━━ The data

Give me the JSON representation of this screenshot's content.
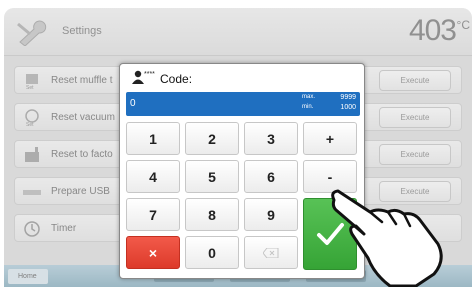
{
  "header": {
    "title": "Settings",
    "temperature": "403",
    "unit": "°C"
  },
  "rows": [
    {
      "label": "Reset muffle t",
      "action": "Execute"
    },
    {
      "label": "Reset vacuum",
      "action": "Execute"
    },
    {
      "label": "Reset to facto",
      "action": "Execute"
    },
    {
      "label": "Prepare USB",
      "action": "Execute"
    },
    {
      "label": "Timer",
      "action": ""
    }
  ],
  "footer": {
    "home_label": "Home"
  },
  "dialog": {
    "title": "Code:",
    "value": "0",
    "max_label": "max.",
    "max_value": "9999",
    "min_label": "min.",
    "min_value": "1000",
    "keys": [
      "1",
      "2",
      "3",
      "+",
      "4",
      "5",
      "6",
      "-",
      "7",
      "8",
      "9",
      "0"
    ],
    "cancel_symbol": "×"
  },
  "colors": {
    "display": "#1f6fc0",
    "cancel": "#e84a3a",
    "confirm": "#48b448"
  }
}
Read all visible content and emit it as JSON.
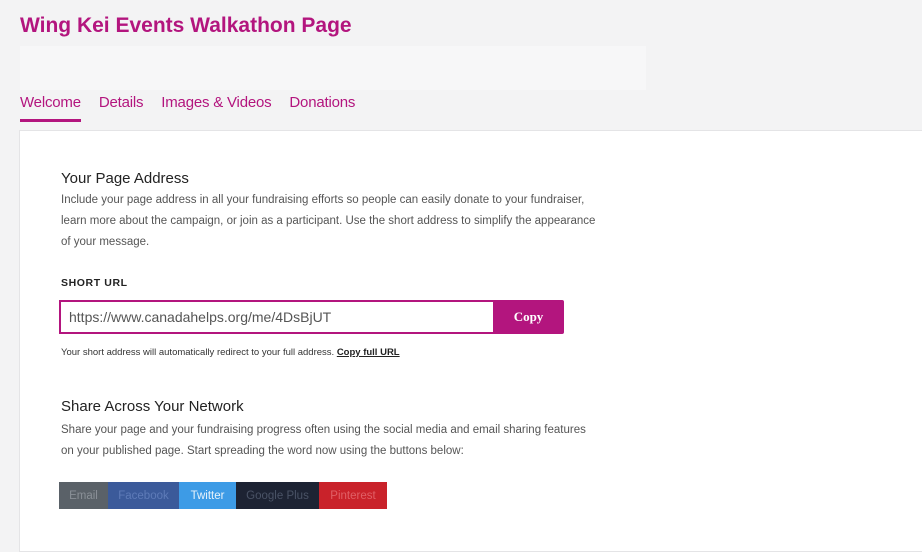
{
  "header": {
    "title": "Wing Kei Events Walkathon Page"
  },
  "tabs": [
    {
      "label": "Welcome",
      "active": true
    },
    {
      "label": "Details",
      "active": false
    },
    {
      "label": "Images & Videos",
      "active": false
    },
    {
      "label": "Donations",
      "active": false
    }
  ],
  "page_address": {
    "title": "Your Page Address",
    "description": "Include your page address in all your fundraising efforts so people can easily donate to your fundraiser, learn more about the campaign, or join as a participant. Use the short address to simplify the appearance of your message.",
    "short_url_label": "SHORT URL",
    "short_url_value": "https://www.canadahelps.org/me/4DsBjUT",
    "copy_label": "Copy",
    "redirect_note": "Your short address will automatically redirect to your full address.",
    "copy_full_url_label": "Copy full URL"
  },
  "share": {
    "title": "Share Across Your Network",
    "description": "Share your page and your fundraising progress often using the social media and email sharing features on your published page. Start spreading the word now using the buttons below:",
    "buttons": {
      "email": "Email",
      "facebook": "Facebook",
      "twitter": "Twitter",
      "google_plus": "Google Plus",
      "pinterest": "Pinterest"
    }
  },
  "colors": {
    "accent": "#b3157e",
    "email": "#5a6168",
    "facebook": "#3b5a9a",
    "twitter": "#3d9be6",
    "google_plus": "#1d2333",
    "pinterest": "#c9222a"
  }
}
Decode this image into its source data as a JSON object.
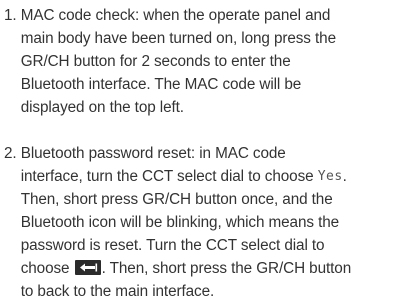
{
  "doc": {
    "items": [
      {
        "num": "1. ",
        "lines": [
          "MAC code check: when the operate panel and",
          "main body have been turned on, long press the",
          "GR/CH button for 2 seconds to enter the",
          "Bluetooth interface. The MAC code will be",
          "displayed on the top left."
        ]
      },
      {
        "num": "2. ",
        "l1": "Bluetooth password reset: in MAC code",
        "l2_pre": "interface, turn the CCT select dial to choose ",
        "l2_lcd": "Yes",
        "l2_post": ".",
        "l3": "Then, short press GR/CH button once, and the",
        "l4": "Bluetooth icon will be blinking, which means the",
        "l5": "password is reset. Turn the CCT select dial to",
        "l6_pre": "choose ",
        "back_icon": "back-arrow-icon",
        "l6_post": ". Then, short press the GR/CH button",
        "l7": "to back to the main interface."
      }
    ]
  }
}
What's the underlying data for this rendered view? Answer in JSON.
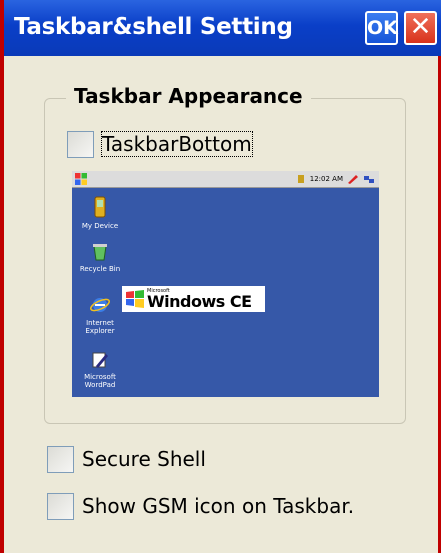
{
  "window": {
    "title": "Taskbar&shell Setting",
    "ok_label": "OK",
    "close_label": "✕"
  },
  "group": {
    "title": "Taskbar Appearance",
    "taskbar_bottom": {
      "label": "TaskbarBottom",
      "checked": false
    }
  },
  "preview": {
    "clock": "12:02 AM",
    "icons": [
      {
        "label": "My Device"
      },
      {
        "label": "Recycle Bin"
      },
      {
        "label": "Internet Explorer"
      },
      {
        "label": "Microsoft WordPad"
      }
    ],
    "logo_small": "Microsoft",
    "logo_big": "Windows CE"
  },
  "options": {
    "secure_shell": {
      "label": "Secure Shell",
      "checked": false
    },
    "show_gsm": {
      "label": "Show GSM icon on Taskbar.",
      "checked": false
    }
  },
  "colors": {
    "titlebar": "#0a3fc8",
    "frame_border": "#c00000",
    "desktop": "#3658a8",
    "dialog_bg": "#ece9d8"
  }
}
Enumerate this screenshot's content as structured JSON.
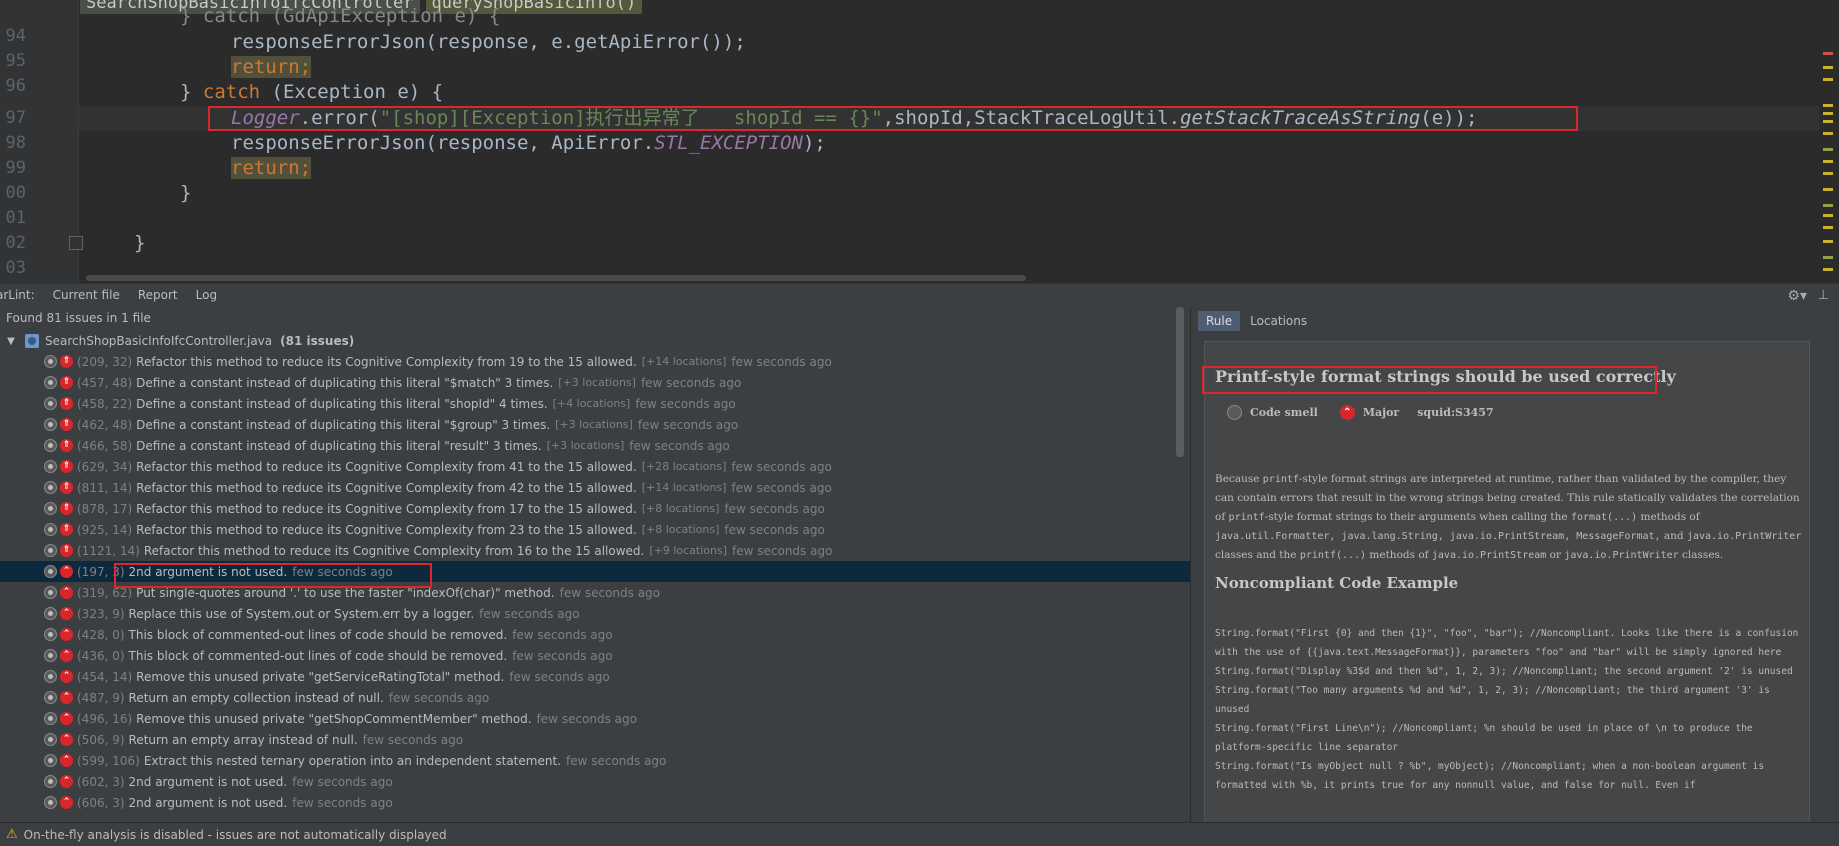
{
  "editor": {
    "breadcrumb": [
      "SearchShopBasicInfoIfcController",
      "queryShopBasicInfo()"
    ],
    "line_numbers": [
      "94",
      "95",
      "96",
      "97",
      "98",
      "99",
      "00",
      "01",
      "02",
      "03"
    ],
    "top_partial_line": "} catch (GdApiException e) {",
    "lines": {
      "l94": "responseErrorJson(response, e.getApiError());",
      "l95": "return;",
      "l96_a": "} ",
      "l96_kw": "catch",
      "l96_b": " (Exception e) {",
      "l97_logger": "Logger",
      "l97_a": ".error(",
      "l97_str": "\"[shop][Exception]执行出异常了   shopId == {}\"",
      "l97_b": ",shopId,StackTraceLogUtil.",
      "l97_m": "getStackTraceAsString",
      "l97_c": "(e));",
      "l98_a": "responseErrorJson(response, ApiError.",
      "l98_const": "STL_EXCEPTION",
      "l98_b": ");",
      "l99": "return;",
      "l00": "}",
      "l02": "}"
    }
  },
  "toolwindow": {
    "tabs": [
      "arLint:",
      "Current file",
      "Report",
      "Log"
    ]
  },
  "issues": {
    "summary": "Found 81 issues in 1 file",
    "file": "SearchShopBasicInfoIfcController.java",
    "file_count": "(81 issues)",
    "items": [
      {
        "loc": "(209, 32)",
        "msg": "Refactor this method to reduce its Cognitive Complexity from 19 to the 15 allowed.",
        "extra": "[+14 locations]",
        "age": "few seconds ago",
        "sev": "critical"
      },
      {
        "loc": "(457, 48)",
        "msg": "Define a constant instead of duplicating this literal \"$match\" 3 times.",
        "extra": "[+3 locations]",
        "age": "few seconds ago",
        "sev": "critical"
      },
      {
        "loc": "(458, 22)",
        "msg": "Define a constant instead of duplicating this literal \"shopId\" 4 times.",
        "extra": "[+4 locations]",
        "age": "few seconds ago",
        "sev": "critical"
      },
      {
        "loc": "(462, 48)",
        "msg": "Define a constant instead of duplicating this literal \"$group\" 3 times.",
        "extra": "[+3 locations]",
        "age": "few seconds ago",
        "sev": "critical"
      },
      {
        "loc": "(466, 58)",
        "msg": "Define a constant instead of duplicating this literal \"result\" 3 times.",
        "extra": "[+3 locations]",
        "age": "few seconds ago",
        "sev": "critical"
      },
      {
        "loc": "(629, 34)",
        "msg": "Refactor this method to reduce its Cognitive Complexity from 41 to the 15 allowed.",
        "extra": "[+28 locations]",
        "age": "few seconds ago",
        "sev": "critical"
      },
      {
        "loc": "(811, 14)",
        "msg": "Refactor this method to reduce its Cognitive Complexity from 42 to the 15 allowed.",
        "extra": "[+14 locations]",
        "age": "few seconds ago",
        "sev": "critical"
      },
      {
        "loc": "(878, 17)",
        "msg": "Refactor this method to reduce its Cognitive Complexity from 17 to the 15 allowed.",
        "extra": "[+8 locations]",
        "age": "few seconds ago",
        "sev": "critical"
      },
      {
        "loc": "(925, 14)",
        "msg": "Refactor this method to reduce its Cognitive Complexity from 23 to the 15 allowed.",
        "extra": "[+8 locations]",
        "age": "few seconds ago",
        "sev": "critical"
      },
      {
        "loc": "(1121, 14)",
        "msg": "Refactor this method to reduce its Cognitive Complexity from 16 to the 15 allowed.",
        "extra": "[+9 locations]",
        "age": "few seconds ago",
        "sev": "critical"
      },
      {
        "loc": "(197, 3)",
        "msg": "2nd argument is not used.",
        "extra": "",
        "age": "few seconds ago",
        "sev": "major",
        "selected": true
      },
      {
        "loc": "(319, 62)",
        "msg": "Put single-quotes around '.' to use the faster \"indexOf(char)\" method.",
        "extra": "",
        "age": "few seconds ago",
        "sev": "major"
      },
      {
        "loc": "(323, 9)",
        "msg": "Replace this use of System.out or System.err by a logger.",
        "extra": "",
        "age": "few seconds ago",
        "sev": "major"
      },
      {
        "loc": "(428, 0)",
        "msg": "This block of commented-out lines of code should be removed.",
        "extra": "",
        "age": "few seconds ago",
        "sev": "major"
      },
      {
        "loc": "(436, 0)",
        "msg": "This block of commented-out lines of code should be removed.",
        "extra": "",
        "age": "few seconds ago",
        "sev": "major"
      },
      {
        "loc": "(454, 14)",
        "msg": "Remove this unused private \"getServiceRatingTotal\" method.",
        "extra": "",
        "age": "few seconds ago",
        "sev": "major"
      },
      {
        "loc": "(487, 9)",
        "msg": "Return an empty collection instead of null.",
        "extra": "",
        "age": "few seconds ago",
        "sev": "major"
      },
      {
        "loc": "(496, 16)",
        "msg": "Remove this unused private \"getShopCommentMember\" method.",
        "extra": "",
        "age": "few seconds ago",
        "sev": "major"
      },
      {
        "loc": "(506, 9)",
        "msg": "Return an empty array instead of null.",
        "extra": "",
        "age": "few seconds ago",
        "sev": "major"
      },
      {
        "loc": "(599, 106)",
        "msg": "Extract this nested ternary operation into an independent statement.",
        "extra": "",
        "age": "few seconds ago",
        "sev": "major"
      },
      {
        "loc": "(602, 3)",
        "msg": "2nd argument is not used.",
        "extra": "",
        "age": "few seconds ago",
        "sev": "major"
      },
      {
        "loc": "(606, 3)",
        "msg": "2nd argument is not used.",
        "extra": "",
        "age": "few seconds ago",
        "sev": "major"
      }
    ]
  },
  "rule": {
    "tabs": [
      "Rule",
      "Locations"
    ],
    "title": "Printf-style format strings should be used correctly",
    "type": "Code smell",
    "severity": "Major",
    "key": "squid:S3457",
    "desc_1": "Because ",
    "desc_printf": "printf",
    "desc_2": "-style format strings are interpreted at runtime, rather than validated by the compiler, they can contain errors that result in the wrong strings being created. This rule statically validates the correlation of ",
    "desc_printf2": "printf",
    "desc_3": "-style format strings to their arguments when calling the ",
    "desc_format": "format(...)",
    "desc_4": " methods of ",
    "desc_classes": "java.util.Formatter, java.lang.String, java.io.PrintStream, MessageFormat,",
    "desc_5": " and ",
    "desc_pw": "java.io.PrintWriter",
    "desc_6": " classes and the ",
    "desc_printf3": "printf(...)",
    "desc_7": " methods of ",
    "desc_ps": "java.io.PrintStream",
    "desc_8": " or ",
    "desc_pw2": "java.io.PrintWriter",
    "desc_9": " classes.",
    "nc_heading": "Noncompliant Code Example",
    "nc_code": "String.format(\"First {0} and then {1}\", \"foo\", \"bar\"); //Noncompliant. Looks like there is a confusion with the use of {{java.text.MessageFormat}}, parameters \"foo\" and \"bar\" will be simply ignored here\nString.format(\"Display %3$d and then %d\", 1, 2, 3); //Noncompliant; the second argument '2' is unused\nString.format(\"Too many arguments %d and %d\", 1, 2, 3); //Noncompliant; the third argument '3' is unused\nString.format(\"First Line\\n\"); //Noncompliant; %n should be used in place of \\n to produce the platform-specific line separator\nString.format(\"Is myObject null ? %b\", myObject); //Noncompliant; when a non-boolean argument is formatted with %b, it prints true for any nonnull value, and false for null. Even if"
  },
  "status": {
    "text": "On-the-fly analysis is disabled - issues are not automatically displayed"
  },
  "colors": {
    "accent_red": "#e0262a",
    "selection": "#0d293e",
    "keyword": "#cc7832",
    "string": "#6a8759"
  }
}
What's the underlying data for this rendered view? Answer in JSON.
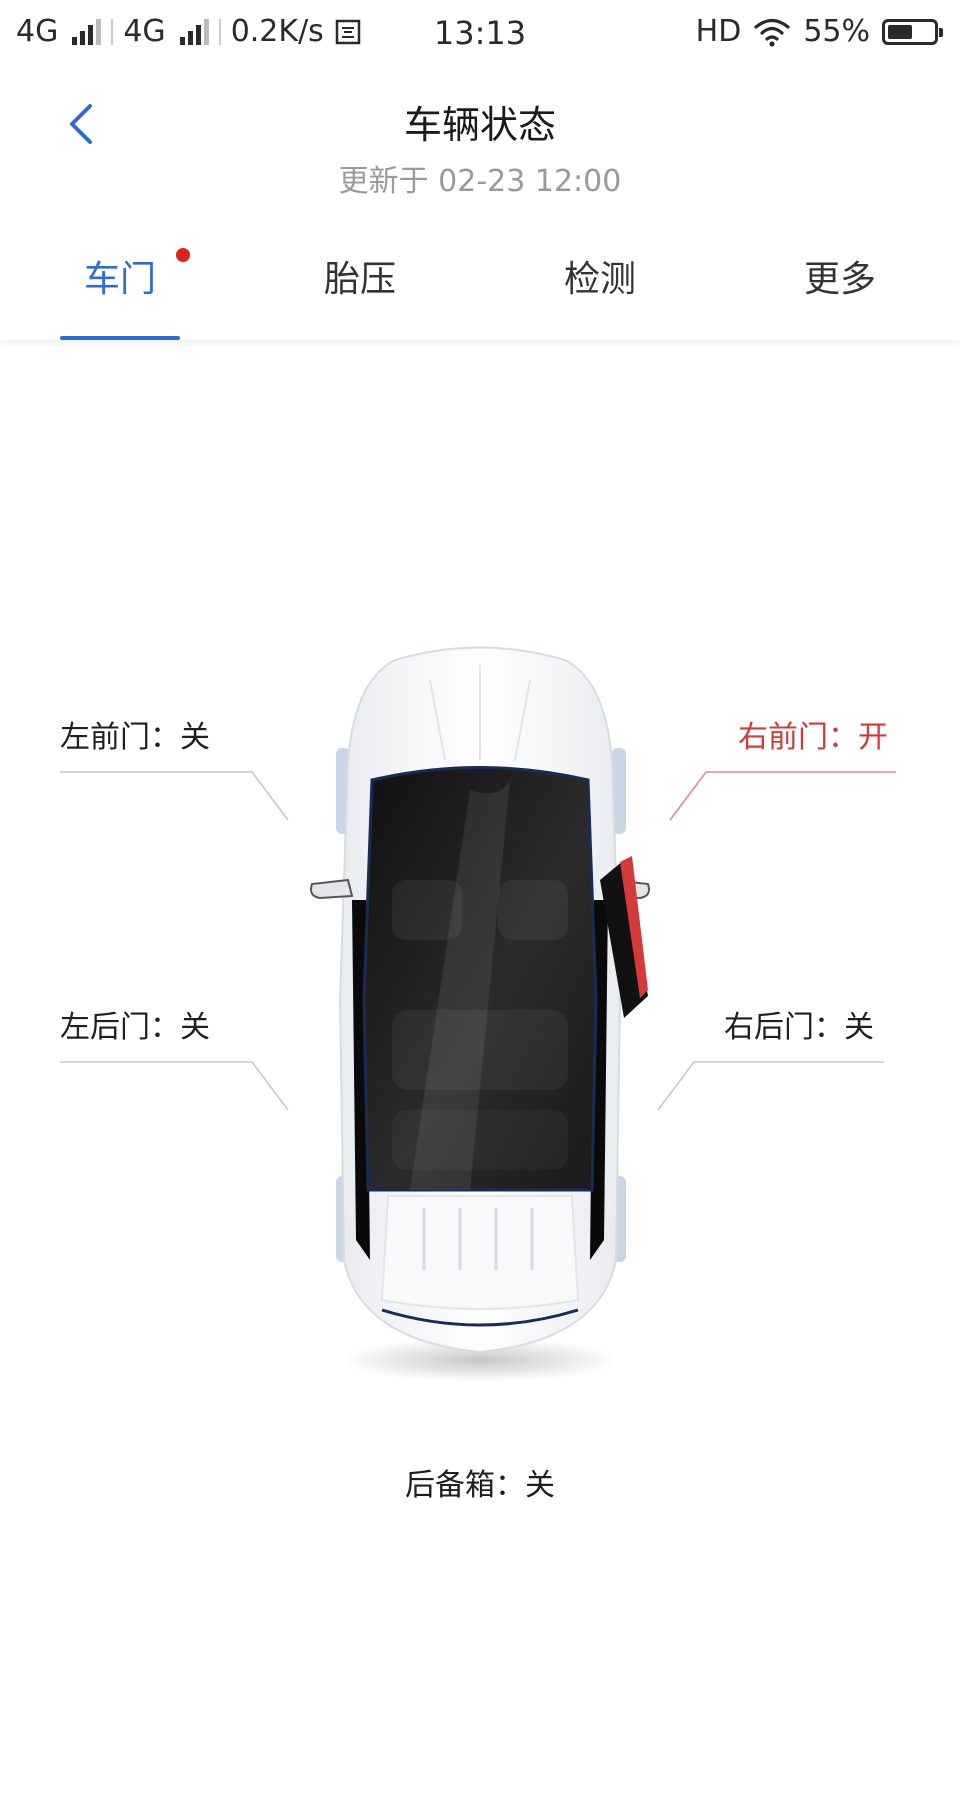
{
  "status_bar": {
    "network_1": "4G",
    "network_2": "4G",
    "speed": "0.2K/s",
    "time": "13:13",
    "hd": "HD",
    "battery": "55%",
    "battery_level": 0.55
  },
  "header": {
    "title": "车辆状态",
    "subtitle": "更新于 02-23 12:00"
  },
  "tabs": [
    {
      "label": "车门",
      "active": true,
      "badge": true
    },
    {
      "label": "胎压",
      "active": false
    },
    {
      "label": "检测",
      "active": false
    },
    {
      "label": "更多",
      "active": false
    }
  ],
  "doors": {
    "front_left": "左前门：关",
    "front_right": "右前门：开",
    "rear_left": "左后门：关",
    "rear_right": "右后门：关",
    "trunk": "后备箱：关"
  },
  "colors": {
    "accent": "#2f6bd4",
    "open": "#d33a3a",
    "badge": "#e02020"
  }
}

━━━━

- Exercise -
Where a line holds "buttons", copy it out.

- Finished answer -
    "description": "Share your page and your fundraising progress often using the social media and email sharing features on your published page. Start spreading the word now using the buttons below:",
    "buttons": {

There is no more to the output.